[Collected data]
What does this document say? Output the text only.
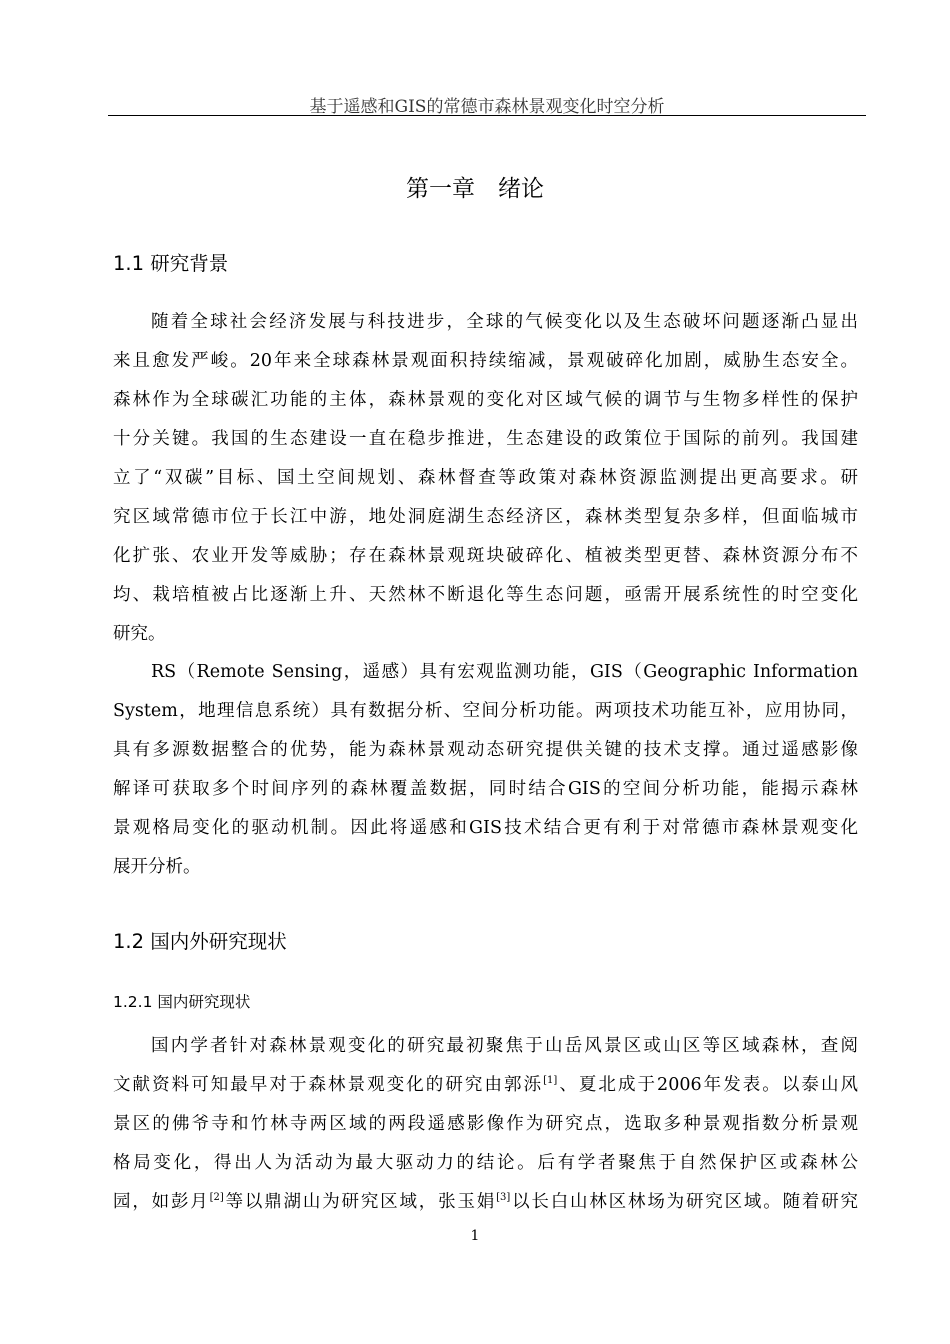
基于遥感和GIS的常德市森林景观变化时空分析
第一章　绪论
1.1 研究背景
随着全球社会经济发展与科技进步，全球的气候变化以及生态破坏问题逐渐凸显出
来且愈发严峻。20年来全球森林景观面积持续缩减，景观破碎化加剧，威胁生态安全。
森林作为全球碳汇功能的主体，森林景观的变化对区域气候的调节与生物多样性的保护
十分关键。我国的生态建设一直在稳步推进，生态建设的政策位于国际的前列。我国建
立了“双碳”目标、国土空间规划、森林督查等政策对森林资源监测提出更高要求。研
究区域常德市位于长江中游，地处洞庭湖生态经济区，森林类型复杂多样，但面临城市
化扩张、农业开发等威胁；存在森林景观斑块破碎化、植被类型更替、森林资源分布不
均、栽培植被占比逐渐上升、天然林不断退化等生态问题，亟需开展系统性的时空变化
研究。
RS（Remote Sensing，遥感）具有宏观监测功能，GIS（Geographic Information
System，地理信息系统）具有数据分析、空间分析功能。两项技术功能互补，应用协同，
具有多源数据整合的优势，能为森林景观动态研究提供关键的技术支撑。通过遥感影像
解译可获取多个时间序列的森林覆盖数据，同时结合GIS的空间分析功能，能揭示森林
景观格局变化的驱动机制。因此将遥感和GIS技术结合更有利于对常德市森林景观变化
展开分析。
1.2 国内外研究现状
1.2.1 国内研究现状
国内学者针对森林景观变化的研究最初聚焦于山岳风景区或山区等区域森林，查阅
文献资料可知最早对于森林景观变化的研究由郭泺[1]、夏北成于2006年发表。以泰山风
景区的佛爷寺和竹林寺两区域的两段遥感影像作为研究点，选取多种景观指数分析景观
格局变化，得出人为活动为最大驱动力的结论。后有学者聚焦于自然保护区或森林公
园，如彭月[2]等以鼎湖山为研究区域，张玉娟[3]以长白山林区林场为研究区域。随着研究
1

Brief:
Repeat the listing in full and exactly. Do not include any images.

Finished answer:
What does this document say? Output the text only.
基于遥感和GIS的常德市森林景观变化时空分析
第一章　绪论
1.1 研究背景
随着全球社会经济发展与科技进步，全球的气候变化以及生态破坏问题逐渐凸显出
来且愈发严峻。20年来全球森林景观面积持续缩减，景观破碎化加剧，威胁生态安全。
森林作为全球碳汇功能的主体，森林景观的变化对区域气候的调节与生物多样性的保护
十分关键。我国的生态建设一直在稳步推进，生态建设的政策位于国际的前列。我国建
立了“双碳”目标、国土空间规划、森林督查等政策对森林资源监测提出更高要求。研
究区域常德市位于长江中游，地处洞庭湖生态经济区，森林类型复杂多样，但面临城市
化扩张、农业开发等威胁；存在森林景观斑块破碎化、植被类型更替、森林资源分布不
均、栽培植被占比逐渐上升、天然林不断退化等生态问题，亟需开展系统性的时空变化
研究。
RS（Remote Sensing，遥感）具有宏观监测功能，GIS（Geographic Information
System，地理信息系统）具有数据分析、空间分析功能。两项技术功能互补，应用协同，
具有多源数据整合的优势，能为森林景观动态研究提供关键的技术支撑。通过遥感影像
解译可获取多个时间序列的森林覆盖数据，同时结合GIS的空间分析功能，能揭示森林
景观格局变化的驱动机制。因此将遥感和GIS技术结合更有利于对常德市森林景观变化
展开分析。
1.2 国内外研究现状
1.2.1 国内研究现状
国内学者针对森林景观变化的研究最初聚焦于山岳风景区或山区等区域森林，查阅
文献资料可知最早对于森林景观变化的研究由郭泺[1]、夏北成于2006年发表。以泰山风
景区的佛爷寺和竹林寺两区域的两段遥感影像作为研究点，选取多种景观指数分析景观
格局变化，得出人为活动为最大驱动力的结论。后有学者聚焦于自然保护区或森林公
园，如彭月[2]等以鼎湖山为研究区域，张玉娟[3]以长白山林区林场为研究区域。随着研究
1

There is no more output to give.